§ What you should do
Give the material once more, word for word, without any images.

[START OF Input records]

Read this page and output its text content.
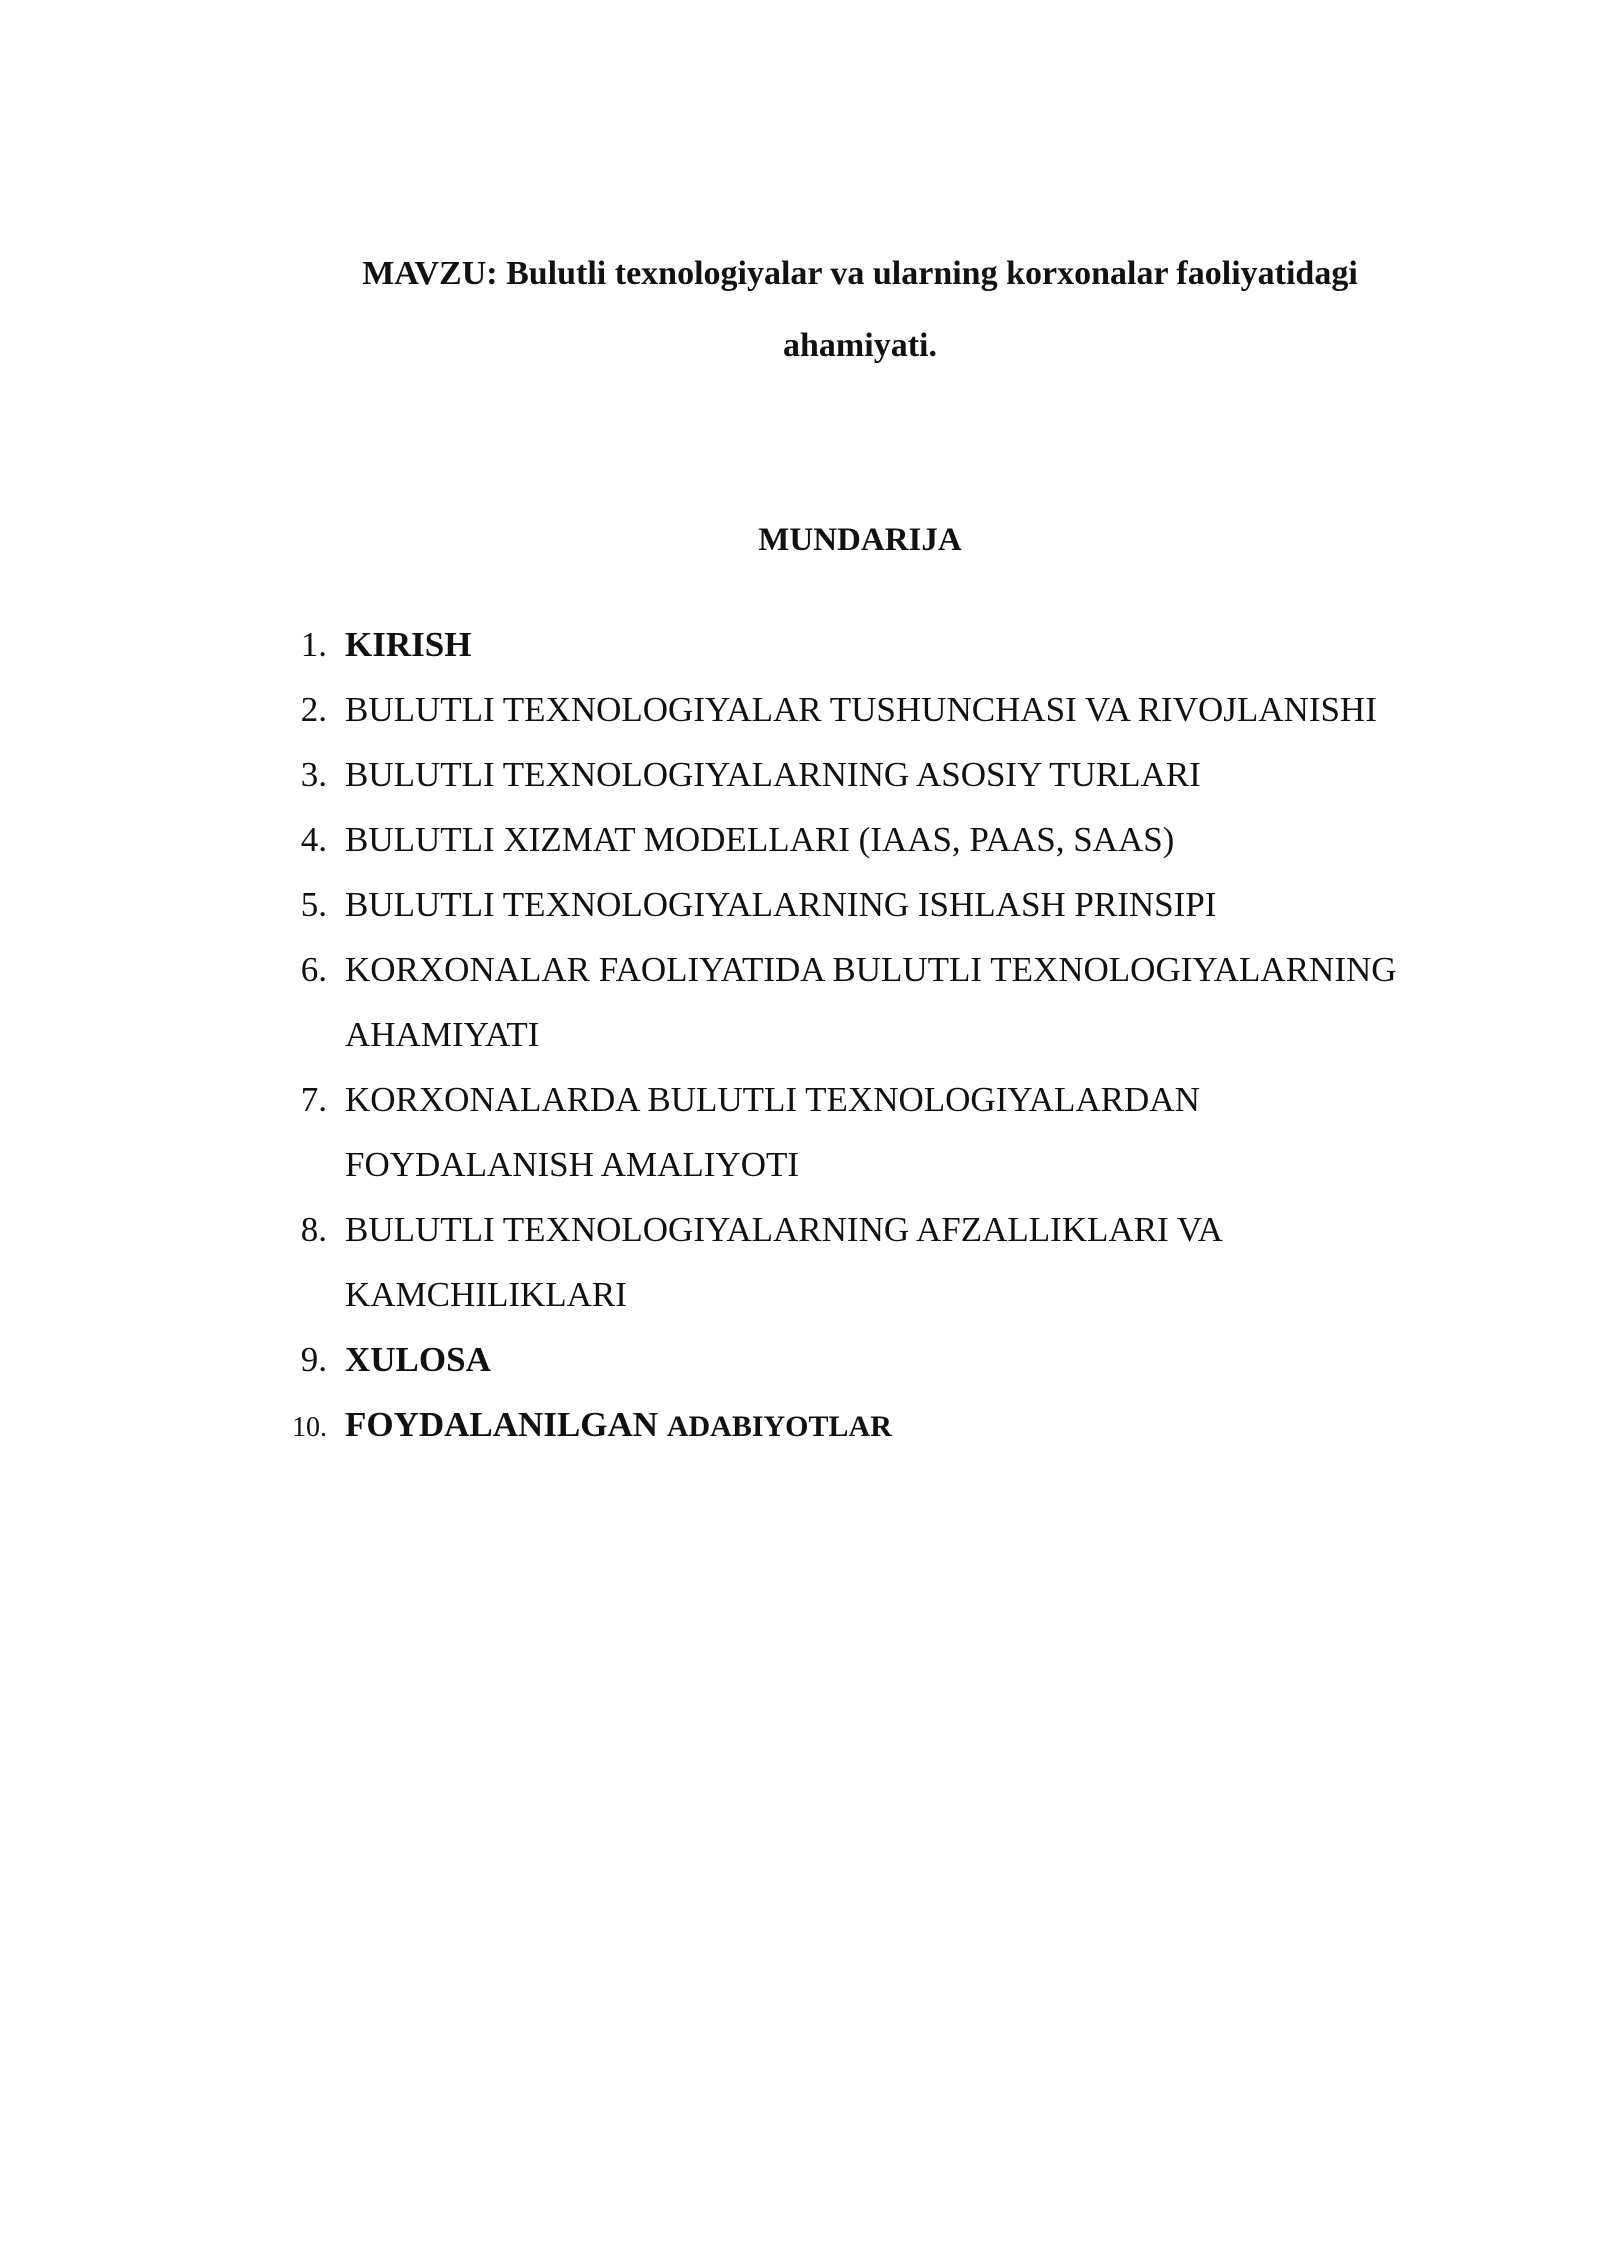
MAVZU: Bulutli texnologiyalar va ularning korxonalar faoliyatidagi
ahamiyati.
MUNDARIJA
1. KIRISH
2. BULUTLI TEXNOLOGIYALAR TUSHUNCHASI VA RIVOJLANISHI
3. BULUTLI TEXNOLOGIYALARNING ASOSIY TURLARI
4. BULUTLI XIZMAT MODELLARI (IAAS, PAAS, SAAS)
5. BULUTLI TEXNOLOGIYALARNING ISHLASH PRINSIPI
6. KORXONALAR FAOLIYATIDA BULUTLI TEXNOLOGIYALARNING
AHAMIYATI
7. KORXONALARDA BULUTLI TEXNOLOGIYALARDAN
FOYDALANISH AMALIYOTI
8. BULUTLI TEXNOLOGIYALARNING AFZALLIKLARI VA
KAMCHILIKLARI
9. XULOSA
10. FOYDALANILGAN ADABIYOTLAR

[END OF Input records]

§ Correct answer
Read this page and output its text content.
MAVZU: Bulutli texnologiyalar va ularning korxonalar faoliyatidagi
ahamiyati.
MUNDARIJA
1. KIRISH
2. BULUTLI TEXNOLOGIYALAR TUSHUNCHASI VA RIVOJLANISHI
3. BULUTLI TEXNOLOGIYALARNING ASOSIY TURLARI
4. BULUTLI XIZMAT MODELLARI (IAAS, PAAS, SAAS)
5. BULUTLI TEXNOLOGIYALARNING ISHLASH PRINSIPI
6. KORXONALAR FAOLIYATIDA BULUTLI TEXNOLOGIYALARNING
AHAMIYATI
7. KORXONALARDA BULUTLI TEXNOLOGIYALARDAN
FOYDALANISH AMALIYOTI
8. BULUTLI TEXNOLOGIYALARNING AFZALLIKLARI VA
KAMCHILIKLARI
9. XULOSA
10. FOYDALANILGAN ADABIYOTLAR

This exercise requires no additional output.